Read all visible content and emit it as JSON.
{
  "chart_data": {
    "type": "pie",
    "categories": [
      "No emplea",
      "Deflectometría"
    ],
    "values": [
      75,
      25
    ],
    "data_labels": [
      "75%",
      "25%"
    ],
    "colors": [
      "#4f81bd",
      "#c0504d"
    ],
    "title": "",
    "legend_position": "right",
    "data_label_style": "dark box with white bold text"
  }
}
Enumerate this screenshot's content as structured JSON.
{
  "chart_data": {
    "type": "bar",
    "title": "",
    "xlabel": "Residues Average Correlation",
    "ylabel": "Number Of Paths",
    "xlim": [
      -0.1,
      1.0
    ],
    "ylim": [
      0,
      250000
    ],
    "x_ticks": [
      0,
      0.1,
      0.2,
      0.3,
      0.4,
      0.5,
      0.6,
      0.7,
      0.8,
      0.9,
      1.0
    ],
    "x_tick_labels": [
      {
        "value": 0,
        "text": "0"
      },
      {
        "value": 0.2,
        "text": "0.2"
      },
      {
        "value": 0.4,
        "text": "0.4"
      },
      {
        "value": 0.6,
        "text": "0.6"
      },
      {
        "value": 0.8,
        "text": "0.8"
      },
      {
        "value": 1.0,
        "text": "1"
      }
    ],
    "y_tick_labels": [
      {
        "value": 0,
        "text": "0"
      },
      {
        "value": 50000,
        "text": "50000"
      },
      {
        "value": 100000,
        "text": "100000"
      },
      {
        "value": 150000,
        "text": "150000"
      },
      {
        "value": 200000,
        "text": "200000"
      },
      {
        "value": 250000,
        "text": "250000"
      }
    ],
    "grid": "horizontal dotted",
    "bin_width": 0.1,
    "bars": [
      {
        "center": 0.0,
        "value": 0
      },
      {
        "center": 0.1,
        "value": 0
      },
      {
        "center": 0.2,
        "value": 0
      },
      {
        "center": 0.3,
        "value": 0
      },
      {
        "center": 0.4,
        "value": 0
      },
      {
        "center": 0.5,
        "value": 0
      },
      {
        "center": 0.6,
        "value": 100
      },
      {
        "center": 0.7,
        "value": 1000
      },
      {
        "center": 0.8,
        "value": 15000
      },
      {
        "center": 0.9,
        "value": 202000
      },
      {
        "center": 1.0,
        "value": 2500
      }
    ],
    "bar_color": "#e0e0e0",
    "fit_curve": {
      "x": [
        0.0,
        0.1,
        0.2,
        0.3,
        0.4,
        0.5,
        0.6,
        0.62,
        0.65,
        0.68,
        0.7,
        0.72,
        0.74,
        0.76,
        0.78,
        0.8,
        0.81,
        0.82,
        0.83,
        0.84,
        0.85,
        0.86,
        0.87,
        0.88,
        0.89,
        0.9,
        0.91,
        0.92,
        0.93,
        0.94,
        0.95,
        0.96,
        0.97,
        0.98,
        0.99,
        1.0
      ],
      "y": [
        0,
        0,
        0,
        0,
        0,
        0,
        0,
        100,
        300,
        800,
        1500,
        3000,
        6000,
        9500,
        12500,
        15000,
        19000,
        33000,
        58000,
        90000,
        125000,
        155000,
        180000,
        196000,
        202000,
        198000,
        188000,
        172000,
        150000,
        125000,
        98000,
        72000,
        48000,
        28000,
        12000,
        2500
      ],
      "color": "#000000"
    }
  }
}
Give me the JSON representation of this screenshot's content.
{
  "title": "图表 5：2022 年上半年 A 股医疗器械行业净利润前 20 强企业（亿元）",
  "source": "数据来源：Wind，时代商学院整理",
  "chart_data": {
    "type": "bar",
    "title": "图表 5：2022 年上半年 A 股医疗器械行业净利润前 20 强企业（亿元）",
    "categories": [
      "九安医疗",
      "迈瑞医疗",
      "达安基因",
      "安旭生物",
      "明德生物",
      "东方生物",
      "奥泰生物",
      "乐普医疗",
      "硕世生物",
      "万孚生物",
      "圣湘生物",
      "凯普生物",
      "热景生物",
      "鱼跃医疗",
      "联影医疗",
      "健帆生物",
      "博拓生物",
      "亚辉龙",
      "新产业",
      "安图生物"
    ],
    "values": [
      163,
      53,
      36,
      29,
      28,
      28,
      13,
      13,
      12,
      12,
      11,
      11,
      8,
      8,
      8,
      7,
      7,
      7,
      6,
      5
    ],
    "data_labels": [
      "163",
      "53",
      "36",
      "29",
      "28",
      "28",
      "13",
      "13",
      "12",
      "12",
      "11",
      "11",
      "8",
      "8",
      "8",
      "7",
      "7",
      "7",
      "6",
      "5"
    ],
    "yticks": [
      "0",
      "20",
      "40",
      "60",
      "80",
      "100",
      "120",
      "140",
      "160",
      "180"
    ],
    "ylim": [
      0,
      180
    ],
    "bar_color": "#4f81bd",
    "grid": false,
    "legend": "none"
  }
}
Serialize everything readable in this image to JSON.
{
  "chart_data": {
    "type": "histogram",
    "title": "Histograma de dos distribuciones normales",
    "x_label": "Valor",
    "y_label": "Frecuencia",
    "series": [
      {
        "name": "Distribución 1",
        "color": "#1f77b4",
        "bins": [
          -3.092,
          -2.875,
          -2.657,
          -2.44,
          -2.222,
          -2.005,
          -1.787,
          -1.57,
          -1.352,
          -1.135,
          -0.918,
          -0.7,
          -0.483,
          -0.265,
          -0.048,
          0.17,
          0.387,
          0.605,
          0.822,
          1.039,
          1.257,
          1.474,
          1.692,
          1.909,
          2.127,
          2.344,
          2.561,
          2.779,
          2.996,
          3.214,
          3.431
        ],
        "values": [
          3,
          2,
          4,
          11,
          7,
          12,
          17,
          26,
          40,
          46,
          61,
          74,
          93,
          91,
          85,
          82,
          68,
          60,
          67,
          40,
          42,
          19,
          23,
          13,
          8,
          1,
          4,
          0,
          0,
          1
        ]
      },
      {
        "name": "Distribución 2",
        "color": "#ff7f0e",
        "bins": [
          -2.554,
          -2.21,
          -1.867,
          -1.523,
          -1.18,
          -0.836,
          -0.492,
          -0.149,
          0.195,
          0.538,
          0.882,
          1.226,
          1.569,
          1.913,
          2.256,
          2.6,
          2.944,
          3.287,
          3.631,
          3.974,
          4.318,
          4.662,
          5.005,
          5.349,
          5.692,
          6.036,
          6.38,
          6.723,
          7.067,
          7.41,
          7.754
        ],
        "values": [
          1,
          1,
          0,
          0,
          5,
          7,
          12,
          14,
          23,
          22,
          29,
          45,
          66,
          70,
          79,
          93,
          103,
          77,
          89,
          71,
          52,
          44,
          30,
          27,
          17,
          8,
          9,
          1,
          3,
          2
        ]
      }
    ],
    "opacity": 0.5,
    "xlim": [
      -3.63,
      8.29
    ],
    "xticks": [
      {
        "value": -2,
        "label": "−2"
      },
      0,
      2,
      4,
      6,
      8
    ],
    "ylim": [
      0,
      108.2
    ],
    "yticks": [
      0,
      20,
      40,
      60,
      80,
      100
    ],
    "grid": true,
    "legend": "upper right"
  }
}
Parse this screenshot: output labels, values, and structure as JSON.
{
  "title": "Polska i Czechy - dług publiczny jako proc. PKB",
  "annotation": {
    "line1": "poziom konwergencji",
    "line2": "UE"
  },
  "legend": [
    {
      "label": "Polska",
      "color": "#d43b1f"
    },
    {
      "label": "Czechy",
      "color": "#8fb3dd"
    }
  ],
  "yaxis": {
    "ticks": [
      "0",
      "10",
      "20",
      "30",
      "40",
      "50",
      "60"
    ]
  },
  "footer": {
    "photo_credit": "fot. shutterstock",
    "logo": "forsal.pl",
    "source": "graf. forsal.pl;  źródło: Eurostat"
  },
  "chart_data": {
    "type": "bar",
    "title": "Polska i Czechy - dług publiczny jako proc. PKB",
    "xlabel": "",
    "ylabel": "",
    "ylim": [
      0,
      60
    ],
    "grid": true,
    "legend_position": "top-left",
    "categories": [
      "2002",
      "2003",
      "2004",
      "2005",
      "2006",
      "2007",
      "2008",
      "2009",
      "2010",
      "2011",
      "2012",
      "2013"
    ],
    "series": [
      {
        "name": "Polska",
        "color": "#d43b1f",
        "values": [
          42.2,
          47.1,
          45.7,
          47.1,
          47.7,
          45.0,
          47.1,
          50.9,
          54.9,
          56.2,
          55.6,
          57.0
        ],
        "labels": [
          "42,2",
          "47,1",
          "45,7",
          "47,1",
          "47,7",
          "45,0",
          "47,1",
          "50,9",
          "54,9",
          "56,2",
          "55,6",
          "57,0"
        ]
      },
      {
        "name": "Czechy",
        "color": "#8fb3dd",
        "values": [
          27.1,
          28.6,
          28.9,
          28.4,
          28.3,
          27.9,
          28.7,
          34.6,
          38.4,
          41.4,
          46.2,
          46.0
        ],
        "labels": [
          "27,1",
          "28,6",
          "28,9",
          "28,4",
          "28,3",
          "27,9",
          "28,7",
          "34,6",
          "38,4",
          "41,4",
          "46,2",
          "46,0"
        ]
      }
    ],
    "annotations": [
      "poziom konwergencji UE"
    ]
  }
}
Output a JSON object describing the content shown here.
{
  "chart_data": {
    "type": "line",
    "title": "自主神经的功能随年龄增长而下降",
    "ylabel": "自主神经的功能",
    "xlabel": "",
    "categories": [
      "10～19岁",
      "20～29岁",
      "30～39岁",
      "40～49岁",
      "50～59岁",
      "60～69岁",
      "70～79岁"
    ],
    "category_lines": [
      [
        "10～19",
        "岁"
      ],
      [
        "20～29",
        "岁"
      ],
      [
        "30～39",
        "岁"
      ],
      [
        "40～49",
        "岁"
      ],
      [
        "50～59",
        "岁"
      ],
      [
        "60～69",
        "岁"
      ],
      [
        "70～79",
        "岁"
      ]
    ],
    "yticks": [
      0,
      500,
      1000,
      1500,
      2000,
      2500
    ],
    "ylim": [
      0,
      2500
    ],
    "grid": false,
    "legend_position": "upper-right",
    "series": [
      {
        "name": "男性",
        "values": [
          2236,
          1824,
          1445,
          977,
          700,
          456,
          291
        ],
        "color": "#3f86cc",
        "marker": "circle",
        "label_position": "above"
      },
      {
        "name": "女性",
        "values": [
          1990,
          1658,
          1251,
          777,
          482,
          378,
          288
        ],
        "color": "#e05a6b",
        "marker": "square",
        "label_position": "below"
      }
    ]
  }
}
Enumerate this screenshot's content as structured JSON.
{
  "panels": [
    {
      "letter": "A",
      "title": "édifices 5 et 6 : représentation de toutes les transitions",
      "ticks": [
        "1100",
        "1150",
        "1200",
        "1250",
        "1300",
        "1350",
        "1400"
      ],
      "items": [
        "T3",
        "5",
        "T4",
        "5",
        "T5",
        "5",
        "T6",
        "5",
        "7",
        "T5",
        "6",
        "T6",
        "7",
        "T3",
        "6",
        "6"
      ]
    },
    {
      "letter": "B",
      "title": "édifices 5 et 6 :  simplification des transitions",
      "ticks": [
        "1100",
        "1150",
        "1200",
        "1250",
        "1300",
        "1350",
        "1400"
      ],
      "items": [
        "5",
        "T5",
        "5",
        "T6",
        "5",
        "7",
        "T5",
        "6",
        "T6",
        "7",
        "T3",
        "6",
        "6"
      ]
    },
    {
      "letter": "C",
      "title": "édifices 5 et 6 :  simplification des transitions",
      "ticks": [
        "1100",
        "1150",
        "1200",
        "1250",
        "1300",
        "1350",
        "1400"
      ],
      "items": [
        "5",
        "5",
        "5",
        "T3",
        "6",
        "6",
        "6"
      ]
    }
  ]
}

▬▬▬▬▬▬▬▬▬▬

WHAT TO WORK ON: Copy all lines from the data that hold the word "Polska".

REPLY TO THE EXERCISE:
  "title": "Polska i Czechy - dług publiczny jako proc. PKB",
      "label": "Polska",
    "title": "Polska i Czechy - dług publiczny jako proc. PKB",
        "name": "Polska",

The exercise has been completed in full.